** START Supplied data **
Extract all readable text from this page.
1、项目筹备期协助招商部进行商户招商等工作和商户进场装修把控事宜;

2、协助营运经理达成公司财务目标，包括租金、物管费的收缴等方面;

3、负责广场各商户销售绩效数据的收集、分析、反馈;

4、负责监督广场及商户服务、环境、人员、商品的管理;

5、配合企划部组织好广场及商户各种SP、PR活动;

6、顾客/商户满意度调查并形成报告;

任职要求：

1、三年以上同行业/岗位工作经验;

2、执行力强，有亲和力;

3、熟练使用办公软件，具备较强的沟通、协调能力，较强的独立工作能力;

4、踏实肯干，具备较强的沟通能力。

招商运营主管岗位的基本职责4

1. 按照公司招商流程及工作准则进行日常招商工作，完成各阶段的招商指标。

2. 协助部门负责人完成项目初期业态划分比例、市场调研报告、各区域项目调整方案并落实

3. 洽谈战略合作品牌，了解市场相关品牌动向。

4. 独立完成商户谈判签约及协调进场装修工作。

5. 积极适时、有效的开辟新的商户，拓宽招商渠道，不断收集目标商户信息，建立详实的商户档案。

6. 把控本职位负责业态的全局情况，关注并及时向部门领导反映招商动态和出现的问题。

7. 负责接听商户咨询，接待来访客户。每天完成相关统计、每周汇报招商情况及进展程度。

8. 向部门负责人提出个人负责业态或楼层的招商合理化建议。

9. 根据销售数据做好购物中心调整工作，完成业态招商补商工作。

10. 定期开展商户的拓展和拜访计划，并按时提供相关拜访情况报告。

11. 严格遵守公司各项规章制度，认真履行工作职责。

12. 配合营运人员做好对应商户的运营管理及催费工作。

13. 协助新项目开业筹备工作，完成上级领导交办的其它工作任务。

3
** END Supplied data **
** START Supplied data **
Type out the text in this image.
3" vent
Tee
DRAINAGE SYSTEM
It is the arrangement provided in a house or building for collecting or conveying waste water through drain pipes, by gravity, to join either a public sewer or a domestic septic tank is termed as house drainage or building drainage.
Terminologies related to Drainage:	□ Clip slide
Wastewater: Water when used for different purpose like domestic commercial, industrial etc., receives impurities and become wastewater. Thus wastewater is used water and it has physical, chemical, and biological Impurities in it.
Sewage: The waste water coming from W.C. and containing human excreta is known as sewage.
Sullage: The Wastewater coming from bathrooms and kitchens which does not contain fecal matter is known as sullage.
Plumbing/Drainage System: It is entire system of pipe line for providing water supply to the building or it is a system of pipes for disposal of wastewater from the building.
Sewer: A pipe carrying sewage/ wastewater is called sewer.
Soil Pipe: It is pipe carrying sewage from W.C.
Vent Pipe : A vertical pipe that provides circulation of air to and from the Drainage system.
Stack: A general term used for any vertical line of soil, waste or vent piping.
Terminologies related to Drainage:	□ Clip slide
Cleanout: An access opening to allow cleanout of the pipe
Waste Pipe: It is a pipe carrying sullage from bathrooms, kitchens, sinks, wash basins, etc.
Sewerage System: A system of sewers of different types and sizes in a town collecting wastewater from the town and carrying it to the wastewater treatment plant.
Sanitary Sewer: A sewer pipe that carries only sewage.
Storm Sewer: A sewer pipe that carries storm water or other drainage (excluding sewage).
** END Supplied data **
Report every line containing the word "sewage" from the listing above.

Worked answer:
Sewage: The waste water coming from W.C. and containing human excreta is known as sewage.
Sewer: A pipe carrying sewage/ wastewater is called sewer.
Soil Pipe: It is pipe carrying sewage from W.C.
Sanitary Sewer: A sewer pipe that carries only sewage.
Storm Sewer: A sewer pipe that carries storm water or other drainage (excluding sewage).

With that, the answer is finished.